▸ EXERCISE DETAILS
Set all the material down again unchanged, without the pictures.

——

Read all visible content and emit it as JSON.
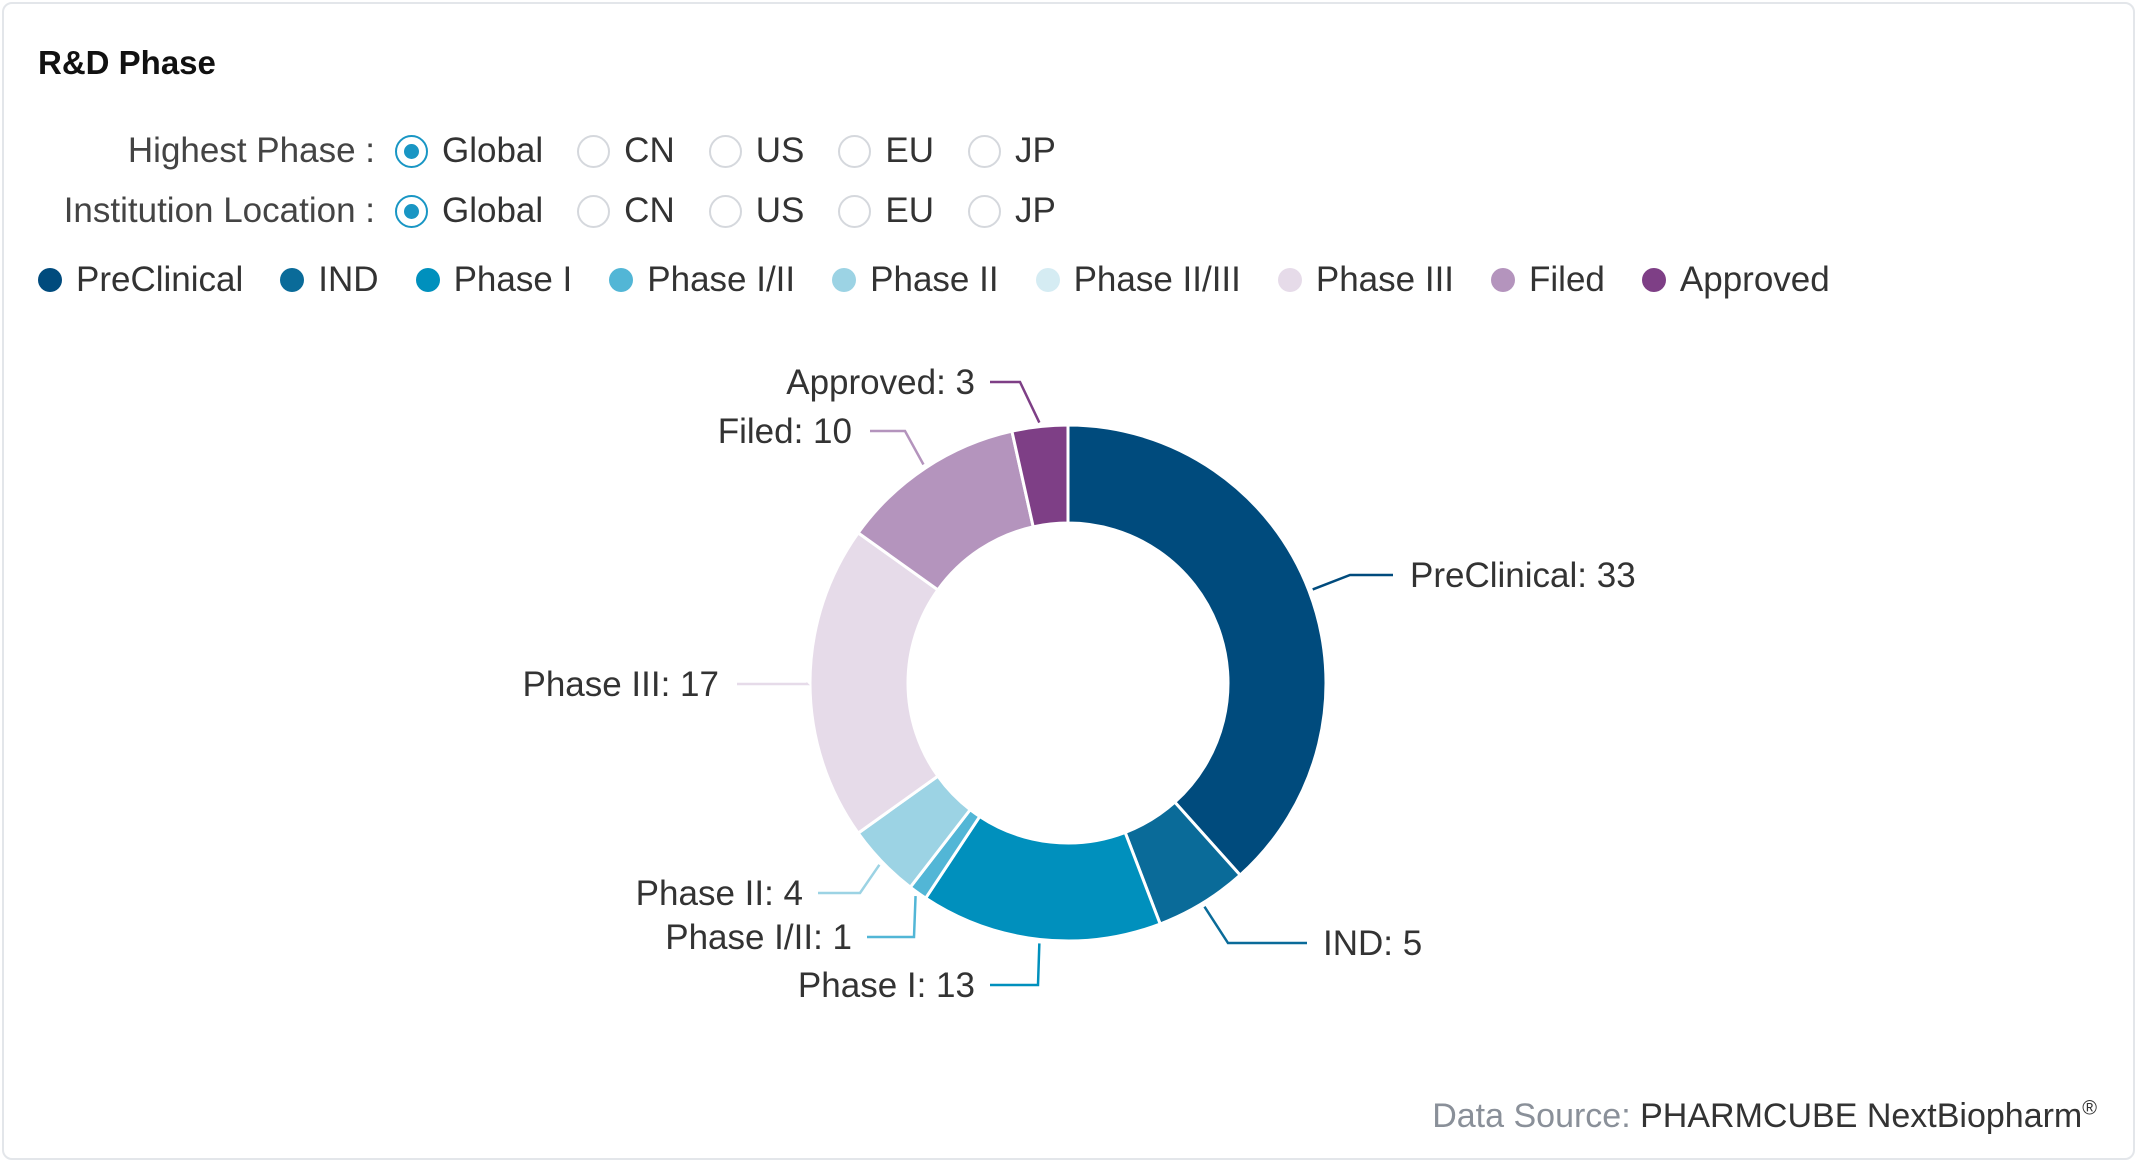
{
  "title": "R&D Phase",
  "filters": [
    {
      "label": "Highest Phase :",
      "options": [
        "Global",
        "CN",
        "US",
        "EU",
        "JP"
      ],
      "selected": "Global"
    },
    {
      "label": "Institution Location :",
      "options": [
        "Global",
        "CN",
        "US",
        "EU",
        "JP"
      ],
      "selected": "Global"
    }
  ],
  "footer": {
    "source_label": "Data Source:",
    "source_name": "PHARMCUBE NextBiopharm",
    "mark": "®"
  },
  "chart_data": {
    "type": "pie",
    "style": "donut",
    "legend_position": "top-left",
    "categories": [
      "PreClinical",
      "IND",
      "Phase I",
      "Phase I/II",
      "Phase II",
      "Phase II/III",
      "Phase III",
      "Filed",
      "Approved"
    ],
    "values": [
      33,
      5,
      13,
      1,
      4,
      0,
      17,
      10,
      3
    ],
    "colors": [
      "#004b7d",
      "#0a6b99",
      "#0090bd",
      "#52b6d6",
      "#9cd3e4",
      "#d5ecf3",
      "#e6dbe9",
      "#b494bd",
      "#7e3f86"
    ],
    "data_labels": [
      "PreClinical: 33",
      "IND: 5",
      "Phase I: 13",
      "Phase I/II: 1",
      "Phase II: 4",
      "",
      "Phase III: 17",
      "Filed: 10",
      "Approved: 3"
    ]
  }
}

——

▸ WRITTEN REPLY
Read all visible content and emit it as JSON.
{
  "title": "R&D Phase",
  "filters": [
    {
      "label": "Highest Phase :",
      "options": [
        "Global",
        "CN",
        "US",
        "EU",
        "JP"
      ],
      "selected": "Global"
    },
    {
      "label": "Institution Location :",
      "options": [
        "Global",
        "CN",
        "US",
        "EU",
        "JP"
      ],
      "selected": "Global"
    }
  ],
  "footer": {
    "source_label": "Data Source:",
    "source_name": "PHARMCUBE NextBiopharm",
    "mark": "®"
  },
  "chart_data": {
    "type": "pie",
    "style": "donut",
    "legend_position": "top-left",
    "categories": [
      "PreClinical",
      "IND",
      "Phase I",
      "Phase I/II",
      "Phase II",
      "Phase II/III",
      "Phase III",
      "Filed",
      "Approved"
    ],
    "values": [
      33,
      5,
      13,
      1,
      4,
      0,
      17,
      10,
      3
    ],
    "colors": [
      "#004b7d",
      "#0a6b99",
      "#0090bd",
      "#52b6d6",
      "#9cd3e4",
      "#d5ecf3",
      "#e6dbe9",
      "#b494bd",
      "#7e3f86"
    ],
    "data_labels": [
      "PreClinical: 33",
      "IND: 5",
      "Phase I: 13",
      "Phase I/II: 1",
      "Phase II: 4",
      "",
      "Phase III: 17",
      "Filed: 10",
      "Approved: 3"
    ]
  }
}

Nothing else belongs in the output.